Extracts from a graphics dataset:
____
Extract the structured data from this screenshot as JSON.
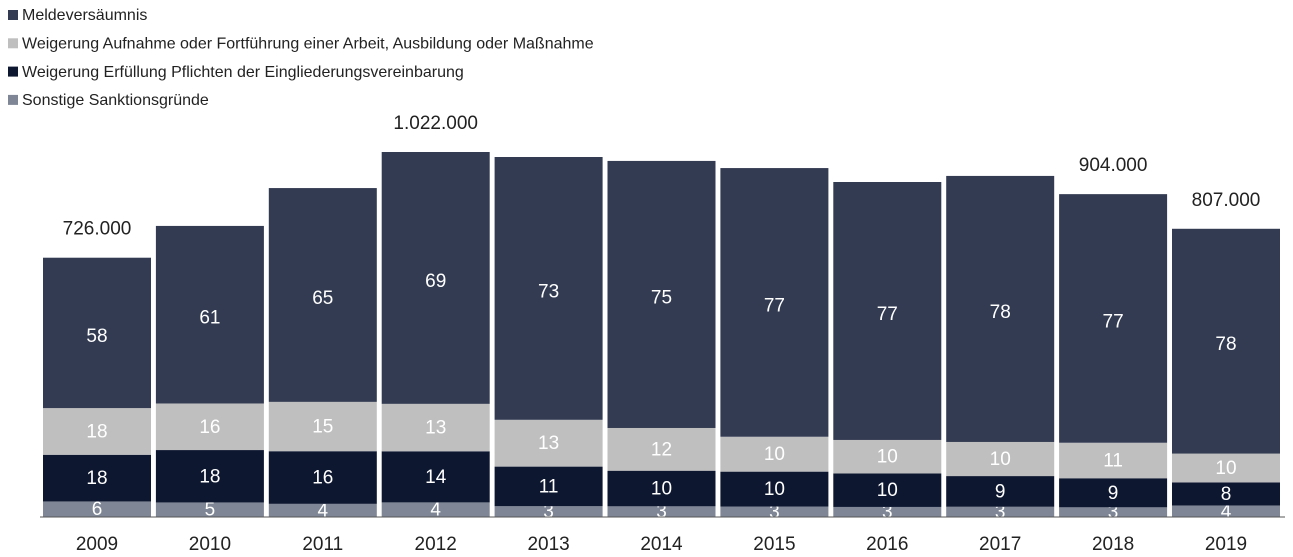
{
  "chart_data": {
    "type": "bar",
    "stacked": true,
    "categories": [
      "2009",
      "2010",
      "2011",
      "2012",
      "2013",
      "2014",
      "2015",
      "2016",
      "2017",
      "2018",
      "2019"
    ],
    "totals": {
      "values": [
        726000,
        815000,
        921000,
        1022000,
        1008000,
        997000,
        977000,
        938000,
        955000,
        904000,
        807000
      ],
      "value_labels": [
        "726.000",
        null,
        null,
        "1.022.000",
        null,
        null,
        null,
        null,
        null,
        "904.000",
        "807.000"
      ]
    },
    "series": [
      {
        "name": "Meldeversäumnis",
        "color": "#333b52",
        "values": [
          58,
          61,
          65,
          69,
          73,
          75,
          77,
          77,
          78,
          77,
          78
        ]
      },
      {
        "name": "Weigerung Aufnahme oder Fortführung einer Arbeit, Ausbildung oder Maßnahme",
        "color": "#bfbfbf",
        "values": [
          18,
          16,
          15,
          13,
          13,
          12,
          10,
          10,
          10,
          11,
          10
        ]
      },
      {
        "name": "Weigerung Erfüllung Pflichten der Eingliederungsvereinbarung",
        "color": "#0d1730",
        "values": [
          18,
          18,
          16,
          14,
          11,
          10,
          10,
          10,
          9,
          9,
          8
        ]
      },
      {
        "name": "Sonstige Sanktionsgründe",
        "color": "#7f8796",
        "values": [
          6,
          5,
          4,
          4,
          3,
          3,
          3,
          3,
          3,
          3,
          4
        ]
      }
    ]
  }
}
____
=== Stated problem ===
Look for the word "name" and return every line where it occurs.

=== Answer ===
        "name": "Meldeversäumnis",
        "name": "Weigerung Aufnahme oder Fortführung einer Arbeit, Ausbildung oder Maßnahme",
        "name": "Weigerung Erfüllung Pflichten der Eingliederungsvereinbarung",
        "name": "Sonstige Sanktionsgründe",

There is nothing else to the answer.